Reading passage:

In addition to the antitumor activity mentioned above, B. rapa L. has many other valuable characteristics such as antioxidant function and free-radical scavenging.[21] It is the first time that comparative metabolomics was performed to systematically elucidate the antitumor mechanism of endophytic fungi of B. rapa L. The results manifested that B. rapa L. has unique kinds of endophytic fungi and such endophytic fungi could directly inhibit the tumor cells with their various biochemical metabolites. This research provides a theoretical basis and metabolic fingerprint database, at the biochemical metabolic level, for better use of B. rapa L. and its endophytic fungi to develop antitumor agents and give direction for digging out the potential value of antitumor medicinal plants at the biometabolic level in the future.

Provided records:
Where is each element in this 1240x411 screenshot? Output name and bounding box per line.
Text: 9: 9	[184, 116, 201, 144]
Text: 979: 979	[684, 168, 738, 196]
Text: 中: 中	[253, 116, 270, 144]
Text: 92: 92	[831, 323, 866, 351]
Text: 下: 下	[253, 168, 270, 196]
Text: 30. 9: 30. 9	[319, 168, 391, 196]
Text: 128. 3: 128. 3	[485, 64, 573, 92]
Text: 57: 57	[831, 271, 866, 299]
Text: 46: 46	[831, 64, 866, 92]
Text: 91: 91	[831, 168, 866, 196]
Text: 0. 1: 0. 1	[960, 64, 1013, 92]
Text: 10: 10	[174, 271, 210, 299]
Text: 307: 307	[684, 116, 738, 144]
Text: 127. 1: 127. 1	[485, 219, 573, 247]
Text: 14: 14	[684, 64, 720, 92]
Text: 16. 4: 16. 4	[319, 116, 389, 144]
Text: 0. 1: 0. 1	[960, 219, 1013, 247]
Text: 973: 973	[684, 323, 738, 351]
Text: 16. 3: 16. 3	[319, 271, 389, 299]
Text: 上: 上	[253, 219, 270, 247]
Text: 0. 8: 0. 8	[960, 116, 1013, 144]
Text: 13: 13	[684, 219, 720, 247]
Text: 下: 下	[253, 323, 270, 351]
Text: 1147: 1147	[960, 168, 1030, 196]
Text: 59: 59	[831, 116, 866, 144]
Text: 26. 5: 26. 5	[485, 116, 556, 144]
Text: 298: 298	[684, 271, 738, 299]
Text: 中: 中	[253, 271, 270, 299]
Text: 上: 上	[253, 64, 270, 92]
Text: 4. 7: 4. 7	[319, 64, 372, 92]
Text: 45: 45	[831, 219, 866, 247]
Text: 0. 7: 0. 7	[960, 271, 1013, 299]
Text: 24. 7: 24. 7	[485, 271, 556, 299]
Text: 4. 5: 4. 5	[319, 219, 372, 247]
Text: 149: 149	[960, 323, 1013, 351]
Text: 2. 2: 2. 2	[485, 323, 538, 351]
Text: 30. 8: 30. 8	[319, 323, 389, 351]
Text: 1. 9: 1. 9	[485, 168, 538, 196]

Activity 1: From the text on the endophytic fungi of B. rapa L., reproduce the section starting at "In addition to" and ending at "in the future.".
Activity 2: Condense the paragraph beginning "In addition to the antitumor activity" in the text on B. rapa L. into a short bulleted list that keeps its main facts.
Activity 3: Extend the text on the endophytic fungi of B. rapa L. with the next part, starting after its final sentence.

Written answer 1:
In addition to the antitumor activity mentioned above, B. rapa L. has many other valuable characteristics such as antioxidant function and free-radical scavenging.[21] It is the first time that comparative metabolomics was performed to systematically elucidate the antitumor mechanism of endophytic fungi of B. rapa L. The results manifested that B. rapa L. has unique kinds of endophytic fungi and such endophytic fungi could directly inhibit the tumor cells with their various biochemical metabolites. This research provides a theoretical basis and metabolic fingerprint database, at the biochemical metabolic level, for better use of B. rapa L. and its endophytic fungi to develop antitumor agents and give direction for digging out the potential value of antitumor medicinal plants at the biometabolic level in the future.

Written answer 2:
- Besides its antitumor activity, B. rapa L. has antioxidant and free-radical-scavenging properties.
- This is the first study to use comparative metabolomics to systematically clarify the antitumor mechanism of the plant's endophytic fungi.
- B. rapa L. hosts unique endophytic fungi whose various biochemical metabolites directly inhibit tumor cells.
- The research gives a theoretical basis and a metabolic fingerprint database for using B. rapa L. and its endophytic fungi to develop antitumor agents.
- It also points the way for future work on the potential value of antitumor medicinal plants at the biometabolic level.

Written answer 3:
Conclusions

In view of the fact that previous experiments in vitro have proved that pr10 has antitumor properties there are no reports on the metabolomics of B. rapa L. endophytic fungi. Therefore, in this experiment, the method of comparative metabolomics was used to analyze the metabolomics of four strains of B. rapa L. endophytic fungi and the data were searched in the database. The metabolites of four strains of fungi were compared statistically, and the metabolism map of pr10 was drawn. The unique metabolites of endophytic fungus pr10 are rich in amino acids and sugar derivatives such as phenylalanine, d-arabitol, cellobiose, and trehalose. These metabolites have potential antitumor activity, especially trehalose whose antitumor activity on A549 has been reported.